**THE EXERCISE:**
Copy out the entries in full and with complete accuracy; pictures are excluded.

§ §

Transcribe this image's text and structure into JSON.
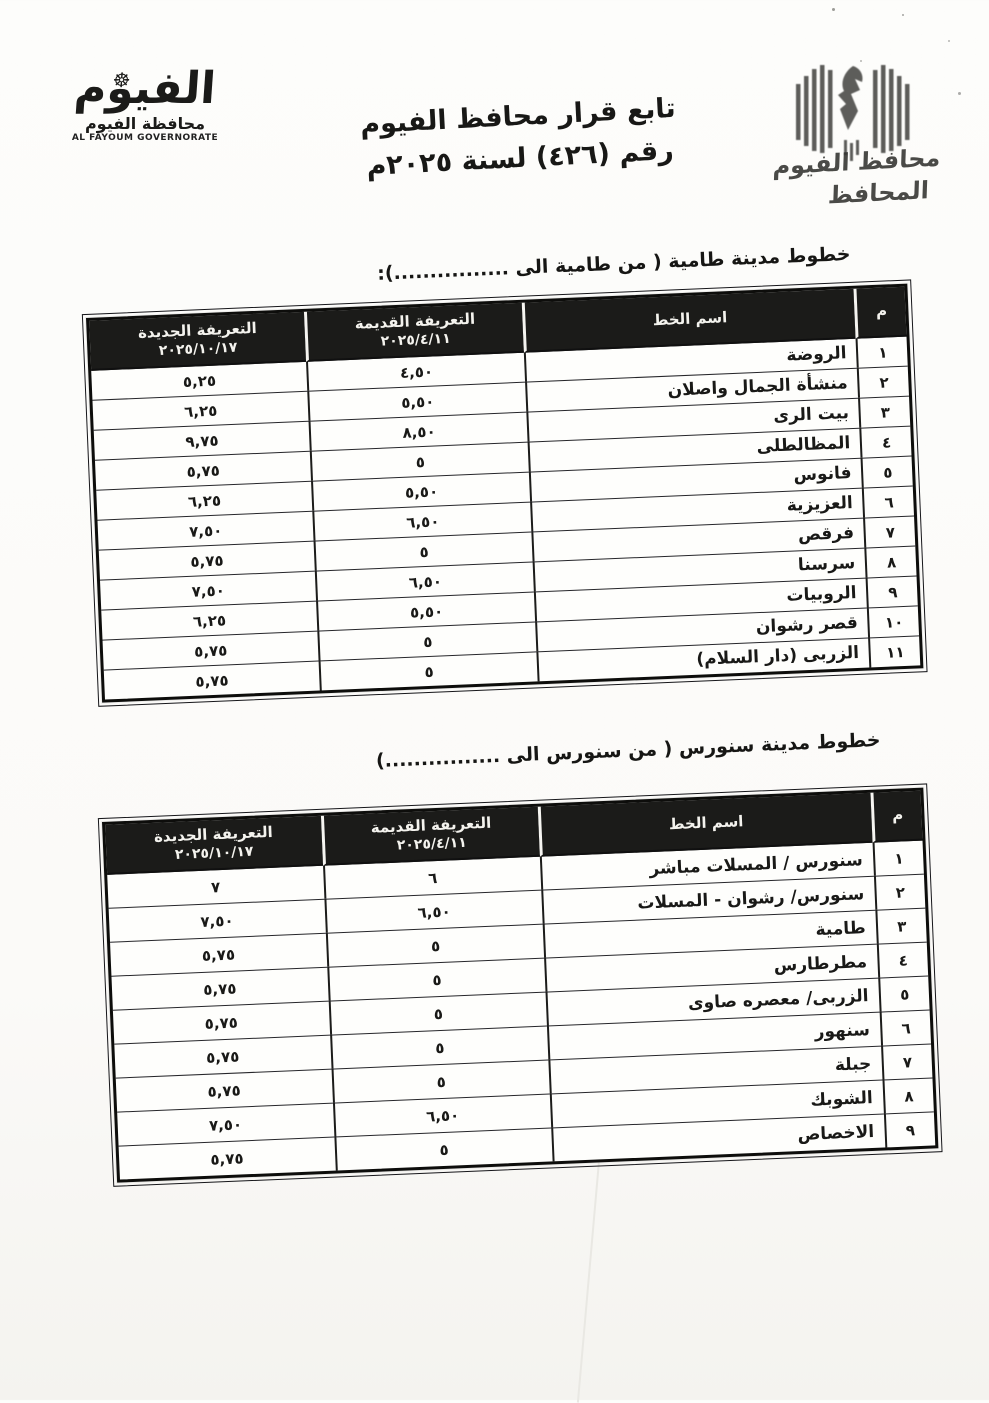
{
  "page": {
    "logo": {
      "calligraphy": "الفيوم",
      "wheel_icon": "☸",
      "arabic_name": "محافظة الفيوم",
      "english_name": "AL FAYOUM GOVERNORATE"
    },
    "title_line1": "تابع قرار محافظ الفيوم",
    "title_line2": "رقم (٤٢٦) لسنة ٢٠٢٥م",
    "stamp": {
      "line1": "محافظ الفيوم",
      "line2": "المحافظ"
    }
  },
  "tables": [
    {
      "section_title": "خطوط مدينة طامية ( من طامية الى ................):",
      "headers": {
        "index": "م",
        "line_name": "اسم الخط",
        "old_label": "التعريفة القديمة",
        "old_date": "٢٠٢٥/٤/١١",
        "new_label": "التعريفة الجديدة",
        "new_date": "٢٠٢٥/١٠/١٧"
      },
      "rows": [
        {
          "no": "١",
          "name": "الروضة",
          "old": "٤,٥٠",
          "new": "٥,٢٥"
        },
        {
          "no": "٢",
          "name": "منشأة الجمال واصلان",
          "old": "٥,٥٠",
          "new": "٦,٢٥"
        },
        {
          "no": "٣",
          "name": "بيت الرى",
          "old": "٨,٥٠",
          "new": "٩,٧٥"
        },
        {
          "no": "٤",
          "name": "المظالطلى",
          "old": "٥",
          "new": "٥,٧٥"
        },
        {
          "no": "٥",
          "name": "فانوس",
          "old": "٥,٥٠",
          "new": "٦,٢٥"
        },
        {
          "no": "٦",
          "name": "العزيزية",
          "old": "٦,٥٠",
          "new": "٧,٥٠"
        },
        {
          "no": "٧",
          "name": "فرقص",
          "old": "٥",
          "new": "٥,٧٥"
        },
        {
          "no": "٨",
          "name": "سرسنا",
          "old": "٦,٥٠",
          "new": "٧,٥٠"
        },
        {
          "no": "٩",
          "name": "الروبيات",
          "old": "٥,٥٠",
          "new": "٦,٢٥"
        },
        {
          "no": "١٠",
          "name": "قصر رشوان",
          "old": "٥",
          "new": "٥,٧٥"
        },
        {
          "no": "١١",
          "name": "الزربى (دار السلام)",
          "old": "٥",
          "new": "٥,٧٥"
        }
      ]
    },
    {
      "section_title": "خطوط مدينة سنورس ( من سنورس الى ................)",
      "headers": {
        "index": "م",
        "line_name": "اسم الخط",
        "old_label": "التعريفة القديمة",
        "old_date": "٢٠٢٥/٤/١١",
        "new_label": "التعريفة الجديدة",
        "new_date": "٢٠٢٥/١٠/١٧"
      },
      "rows": [
        {
          "no": "١",
          "name": "سنورس / المسلات مباشر",
          "old": "٦",
          "new": "٧"
        },
        {
          "no": "٢",
          "name": "سنورس/ رشوان - المسلات",
          "old": "٦,٥٠",
          "new": "٧,٥٠"
        },
        {
          "no": "٣",
          "name": "طامية",
          "old": "٥",
          "new": "٥,٧٥"
        },
        {
          "no": "٤",
          "name": "مطرطارس",
          "old": "٥",
          "new": "٥,٧٥"
        },
        {
          "no": "٥",
          "name": "الزربى/ معصره صاوى",
          "old": "٥",
          "new": "٥,٧٥"
        },
        {
          "no": "٦",
          "name": "سنهور",
          "old": "٥",
          "new": "٥,٧٥"
        },
        {
          "no": "٧",
          "name": "جبلة",
          "old": "٥",
          "new": "٥,٧٥"
        },
        {
          "no": "٨",
          "name": "الشوبك",
          "old": "٦,٥٠",
          "new": "٧,٥٠"
        },
        {
          "no": "٩",
          "name": "الاخصاص",
          "old": "٥",
          "new": "٥,٧٥"
        }
      ]
    }
  ]
}
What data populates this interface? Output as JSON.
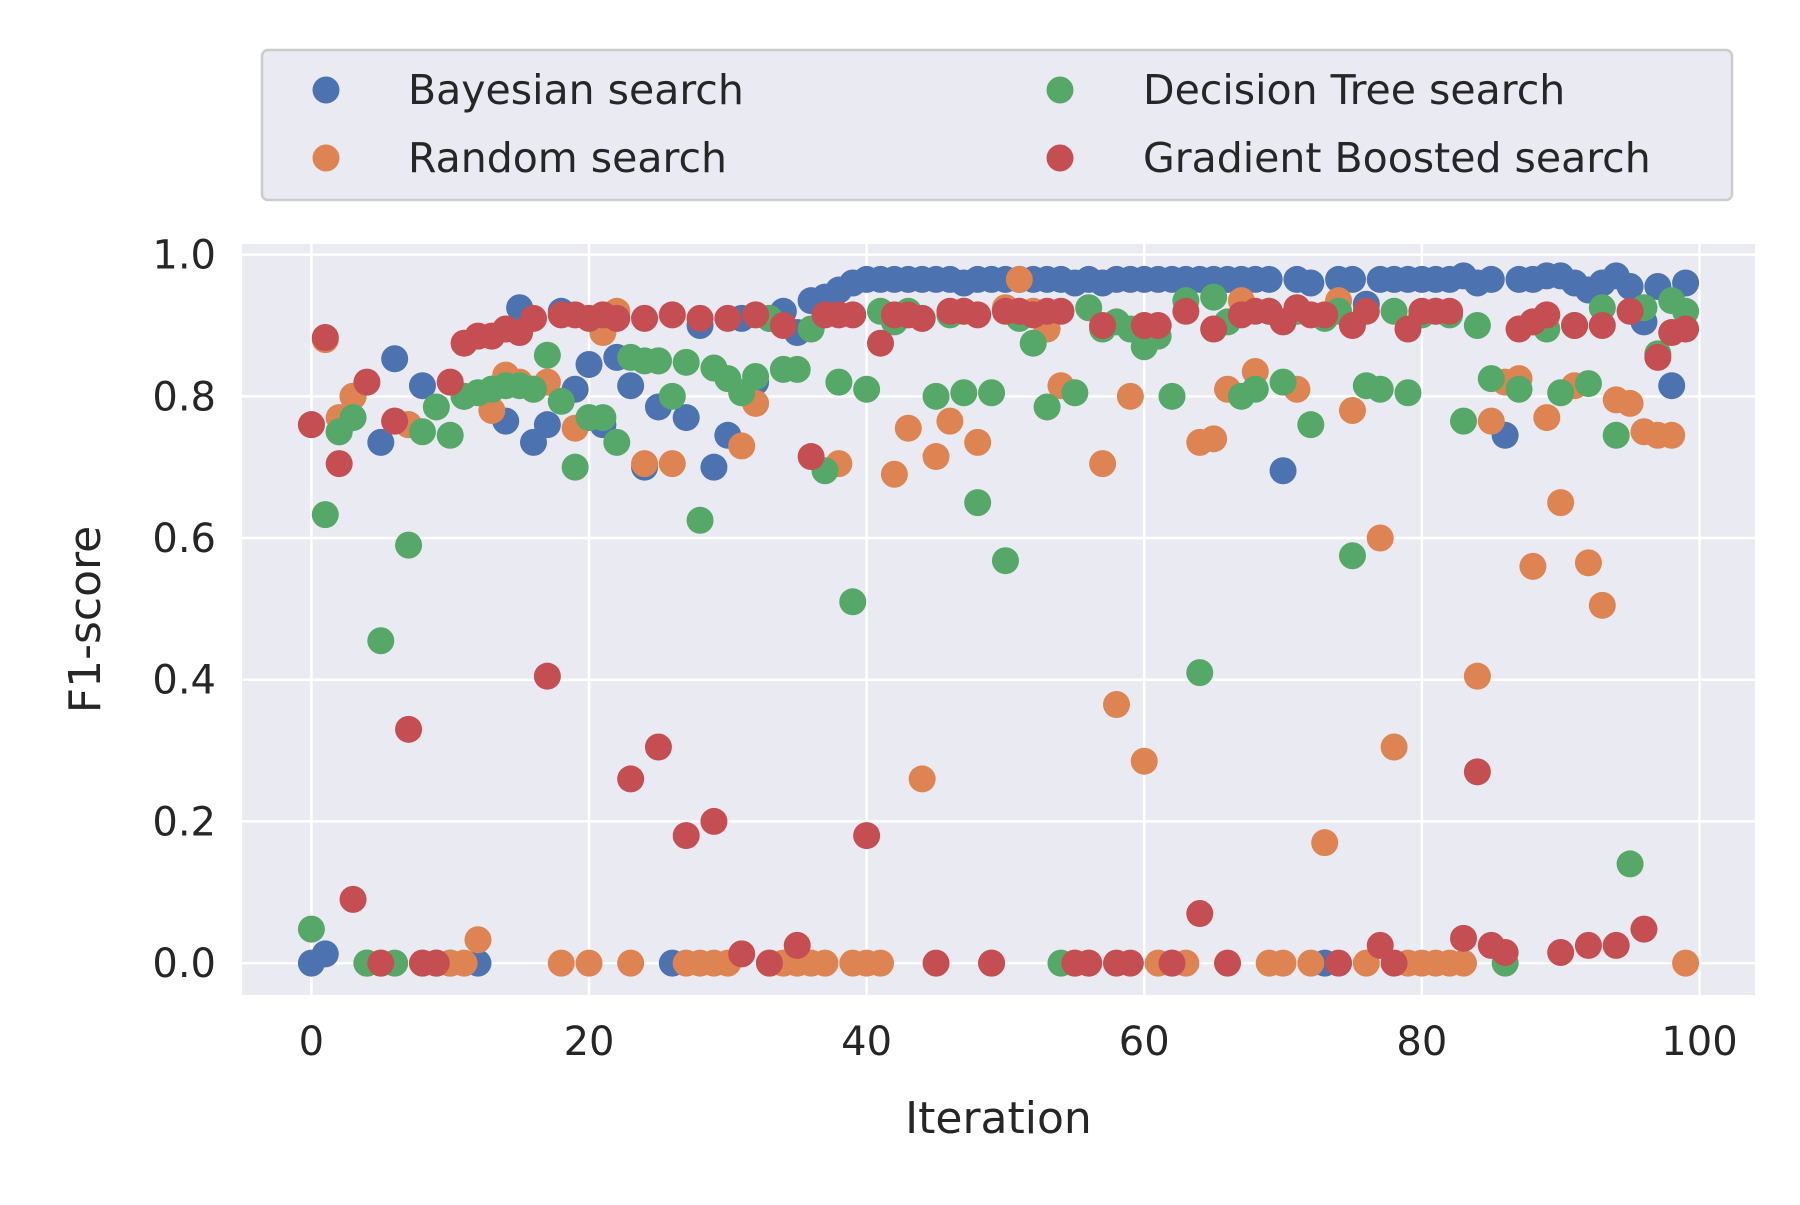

§ §

**RESULT OF THE EXERCISE:**
Transcribe this image's text and structure into JSON.
{
  "page": {
    "logo": {
      "calligraphy": "الفيوم",
      "wheel_icon": "☸",
      "arabic_name": "محافظة الفيوم",
      "english_name": "AL FAYOUM GOVERNORATE"
    },
    "title_line1": "تابع قرار محافظ الفيوم",
    "title_line2": "رقم (٤٢٦) لسنة ٢٠٢٥م",
    "stamp": {
      "line1": "محافظ الفيوم",
      "line2": "المحافظ"
    }
  },
  "tables": [
    {
      "section_title": "خطوط مدينة طامية ( من طامية الى ................):",
      "headers": {
        "index": "م",
        "line_name": "اسم الخط",
        "old_label": "التعريفة القديمة",
        "old_date": "٢٠٢٥/٤/١١",
        "new_label": "التعريفة الجديدة",
        "new_date": "٢٠٢٥/١٠/١٧"
      },
      "rows": [
        {
          "no": "١",
          "name": "الروضة",
          "old": "٤,٥٠",
          "new": "٥,٢٥"
        },
        {
          "no": "٢",
          "name": "منشأة الجمال واصلان",
          "old": "٥,٥٠",
          "new": "٦,٢٥"
        },
        {
          "no": "٣",
          "name": "بيت الرى",
          "old": "٨,٥٠",
          "new": "٩,٧٥"
        },
        {
          "no": "٤",
          "name": "المظالطلى",
          "old": "٥",
          "new": "٥,٧٥"
        },
        {
          "no": "٥",
          "name": "فانوس",
          "old": "٥,٥٠",
          "new": "٦,٢٥"
        },
        {
          "no": "٦",
          "name": "العزيزية",
          "old": "٦,٥٠",
          "new": "٧,٥٠"
        },
        {
          "no": "٧",
          "name": "فرقص",
          "old": "٥",
          "new": "٥,٧٥"
        },
        {
          "no": "٨",
          "name": "سرسنا",
          "old": "٦,٥٠",
          "new": "٧,٥٠"
        },
        {
          "no": "٩",
          "name": "الروبيات",
          "old": "٥,٥٠",
          "new": "٦,٢٥"
        },
        {
          "no": "١٠",
          "name": "قصر رشوان",
          "old": "٥",
          "new": "٥,٧٥"
        },
        {
          "no": "١١",
          "name": "الزربى (دار السلام)",
          "old": "٥",
          "new": "٥,٧٥"
        }
      ]
    },
    {
      "section_title": "خطوط مدينة سنورس ( من سنورس الى ................)",
      "headers": {
        "index": "م",
        "line_name": "اسم الخط",
        "old_label": "التعريفة القديمة",
        "old_date": "٢٠٢٥/٤/١١",
        "new_label": "التعريفة الجديدة",
        "new_date": "٢٠٢٥/١٠/١٧"
      },
      "rows": [
        {
          "no": "١",
          "name": "سنورس / المسلات مباشر",
          "old": "٦",
          "new": "٧"
        },
        {
          "no": "٢",
          "name": "سنورس/ رشوان - المسلات",
          "old": "٦,٥٠",
          "new": "٧,٥٠"
        },
        {
          "no": "٣",
          "name": "طامية",
          "old": "٥",
          "new": "٥,٧٥"
        },
        {
          "no": "٤",
          "name": "مطرطارس",
          "old": "٥",
          "new": "٥,٧٥"
        },
        {
          "no": "٥",
          "name": "الزربى/ معصره صاوى",
          "old": "٥",
          "new": "٥,٧٥"
        },
        {
          "no": "٦",
          "name": "سنهور",
          "old": "٥",
          "new": "٥,٧٥"
        },
        {
          "no": "٧",
          "name": "جبلة",
          "old": "٥",
          "new": "٥,٧٥"
        },
        {
          "no": "٨",
          "name": "الشوبك",
          "old": "٦,٥٠",
          "new": "٧,٥٠"
        },
        {
          "no": "٩",
          "name": "الاخصاص",
          "old": "٥",
          "new": "٥,٧٥"
        }
      ]
    }
  ]
}
What data populates this interface? Output as JSON.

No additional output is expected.